■ **WORK REQUIRED**
Reproduce the listing exactly and skip over any pictures.

-=-=-

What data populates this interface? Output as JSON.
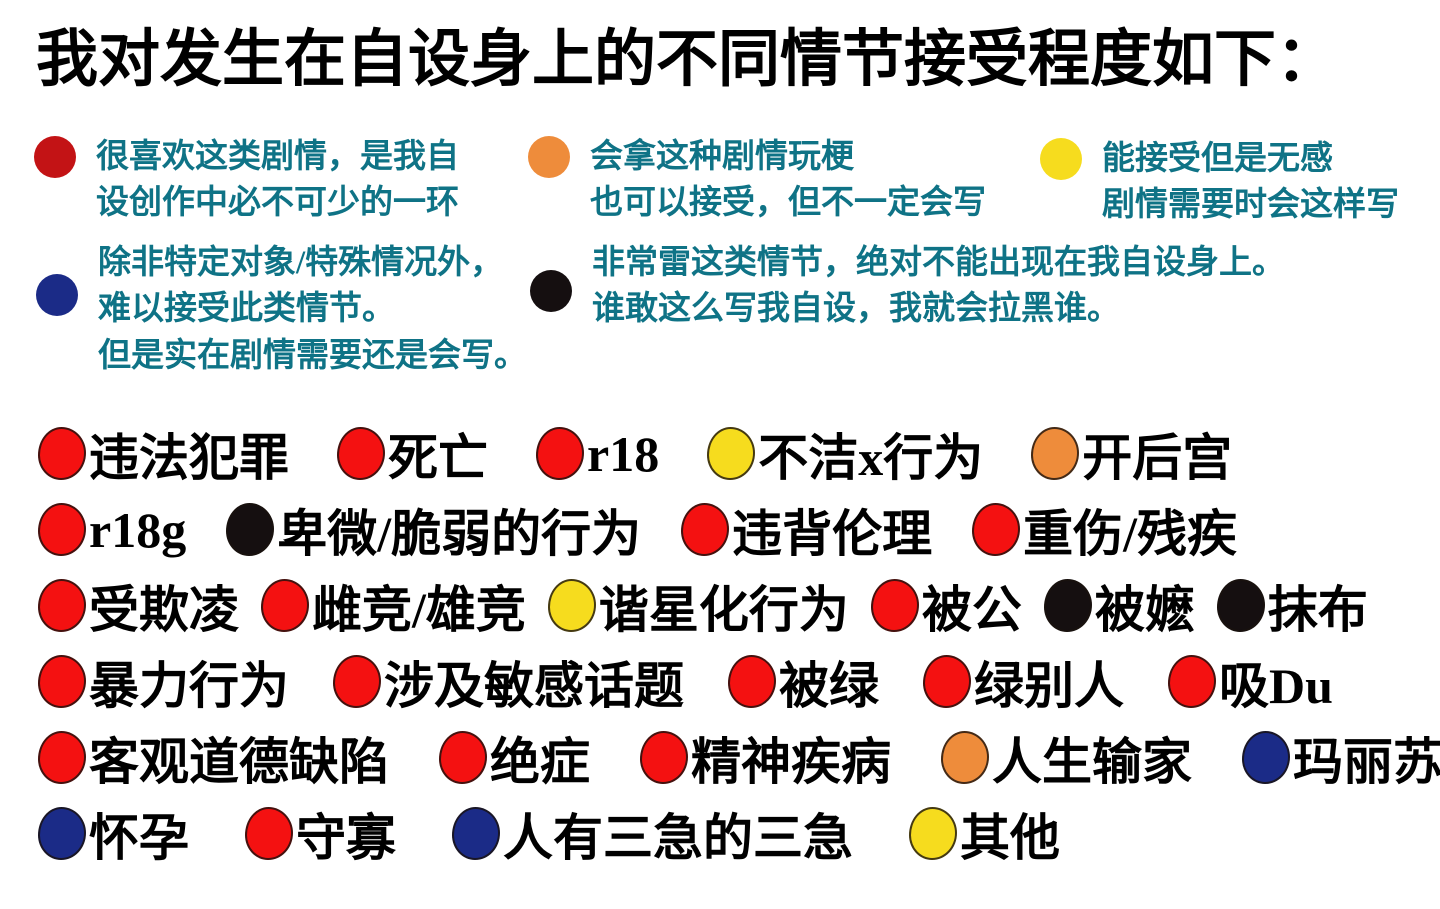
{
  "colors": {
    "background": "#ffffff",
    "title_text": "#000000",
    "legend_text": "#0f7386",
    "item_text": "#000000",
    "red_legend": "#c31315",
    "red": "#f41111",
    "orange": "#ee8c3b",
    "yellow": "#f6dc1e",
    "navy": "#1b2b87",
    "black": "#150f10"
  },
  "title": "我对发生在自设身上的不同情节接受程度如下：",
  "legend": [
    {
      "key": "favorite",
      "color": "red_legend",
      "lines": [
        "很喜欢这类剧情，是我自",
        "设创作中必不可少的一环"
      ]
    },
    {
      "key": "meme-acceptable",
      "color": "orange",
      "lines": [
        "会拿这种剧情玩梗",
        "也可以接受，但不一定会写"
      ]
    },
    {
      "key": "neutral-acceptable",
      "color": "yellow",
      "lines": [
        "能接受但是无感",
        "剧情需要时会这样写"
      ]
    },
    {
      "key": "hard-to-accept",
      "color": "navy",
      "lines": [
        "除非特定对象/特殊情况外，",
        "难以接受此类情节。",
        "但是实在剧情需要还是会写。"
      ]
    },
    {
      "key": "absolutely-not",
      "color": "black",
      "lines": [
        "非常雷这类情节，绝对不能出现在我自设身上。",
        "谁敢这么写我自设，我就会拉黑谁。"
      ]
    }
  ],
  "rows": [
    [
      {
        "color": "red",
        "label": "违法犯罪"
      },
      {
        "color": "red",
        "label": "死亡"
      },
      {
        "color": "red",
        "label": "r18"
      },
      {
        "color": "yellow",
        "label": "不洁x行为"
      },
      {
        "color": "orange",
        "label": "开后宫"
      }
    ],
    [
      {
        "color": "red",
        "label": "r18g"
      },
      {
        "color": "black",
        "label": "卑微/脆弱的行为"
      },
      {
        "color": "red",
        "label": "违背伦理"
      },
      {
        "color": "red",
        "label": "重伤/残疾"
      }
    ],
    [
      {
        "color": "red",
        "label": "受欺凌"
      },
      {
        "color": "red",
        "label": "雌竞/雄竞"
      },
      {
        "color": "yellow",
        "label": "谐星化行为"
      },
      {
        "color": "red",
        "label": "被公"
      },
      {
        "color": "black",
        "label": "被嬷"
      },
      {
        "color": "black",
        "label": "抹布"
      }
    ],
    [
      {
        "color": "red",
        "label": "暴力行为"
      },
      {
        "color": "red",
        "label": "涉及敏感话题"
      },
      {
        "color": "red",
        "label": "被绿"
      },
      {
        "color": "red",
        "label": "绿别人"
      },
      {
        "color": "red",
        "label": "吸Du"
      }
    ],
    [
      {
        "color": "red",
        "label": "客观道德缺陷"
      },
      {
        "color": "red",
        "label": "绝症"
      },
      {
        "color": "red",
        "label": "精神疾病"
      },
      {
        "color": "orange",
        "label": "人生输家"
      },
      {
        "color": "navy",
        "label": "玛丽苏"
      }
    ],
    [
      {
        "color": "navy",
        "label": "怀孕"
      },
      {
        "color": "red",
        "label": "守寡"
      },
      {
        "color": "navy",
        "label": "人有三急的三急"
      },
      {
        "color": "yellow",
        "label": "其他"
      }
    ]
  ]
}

-=-=-

■ **RESPONSE**
What data populates this interface? Output as JSON.
{
  "colors": {
    "background": "#ffffff",
    "title_text": "#000000",
    "legend_text": "#0f7386",
    "item_text": "#000000",
    "red_legend": "#c31315",
    "red": "#f41111",
    "orange": "#ee8c3b",
    "yellow": "#f6dc1e",
    "navy": "#1b2b87",
    "black": "#150f10"
  },
  "title": "我对发生在自设身上的不同情节接受程度如下：",
  "legend": [
    {
      "key": "favorite",
      "color": "red_legend",
      "lines": [
        "很喜欢这类剧情，是我自",
        "设创作中必不可少的一环"
      ]
    },
    {
      "key": "meme-acceptable",
      "color": "orange",
      "lines": [
        "会拿这种剧情玩梗",
        "也可以接受，但不一定会写"
      ]
    },
    {
      "key": "neutral-acceptable",
      "color": "yellow",
      "lines": [
        "能接受但是无感",
        "剧情需要时会这样写"
      ]
    },
    {
      "key": "hard-to-accept",
      "color": "navy",
      "lines": [
        "除非特定对象/特殊情况外，",
        "难以接受此类情节。",
        "但是实在剧情需要还是会写。"
      ]
    },
    {
      "key": "absolutely-not",
      "color": "black",
      "lines": [
        "非常雷这类情节，绝对不能出现在我自设身上。",
        "谁敢这么写我自设，我就会拉黑谁。"
      ]
    }
  ],
  "rows": [
    [
      {
        "color": "red",
        "label": "违法犯罪"
      },
      {
        "color": "red",
        "label": "死亡"
      },
      {
        "color": "red",
        "label": "r18"
      },
      {
        "color": "yellow",
        "label": "不洁x行为"
      },
      {
        "color": "orange",
        "label": "开后宫"
      }
    ],
    [
      {
        "color": "red",
        "label": "r18g"
      },
      {
        "color": "black",
        "label": "卑微/脆弱的行为"
      },
      {
        "color": "red",
        "label": "违背伦理"
      },
      {
        "color": "red",
        "label": "重伤/残疾"
      }
    ],
    [
      {
        "color": "red",
        "label": "受欺凌"
      },
      {
        "color": "red",
        "label": "雌竞/雄竞"
      },
      {
        "color": "yellow",
        "label": "谐星化行为"
      },
      {
        "color": "red",
        "label": "被公"
      },
      {
        "color": "black",
        "label": "被嬷"
      },
      {
        "color": "black",
        "label": "抹布"
      }
    ],
    [
      {
        "color": "red",
        "label": "暴力行为"
      },
      {
        "color": "red",
        "label": "涉及敏感话题"
      },
      {
        "color": "red",
        "label": "被绿"
      },
      {
        "color": "red",
        "label": "绿别人"
      },
      {
        "color": "red",
        "label": "吸Du"
      }
    ],
    [
      {
        "color": "red",
        "label": "客观道德缺陷"
      },
      {
        "color": "red",
        "label": "绝症"
      },
      {
        "color": "red",
        "label": "精神疾病"
      },
      {
        "color": "orange",
        "label": "人生输家"
      },
      {
        "color": "navy",
        "label": "玛丽苏"
      }
    ],
    [
      {
        "color": "navy",
        "label": "怀孕"
      },
      {
        "color": "red",
        "label": "守寡"
      },
      {
        "color": "navy",
        "label": "人有三急的三急"
      },
      {
        "color": "yellow",
        "label": "其他"
      }
    ]
  ]
}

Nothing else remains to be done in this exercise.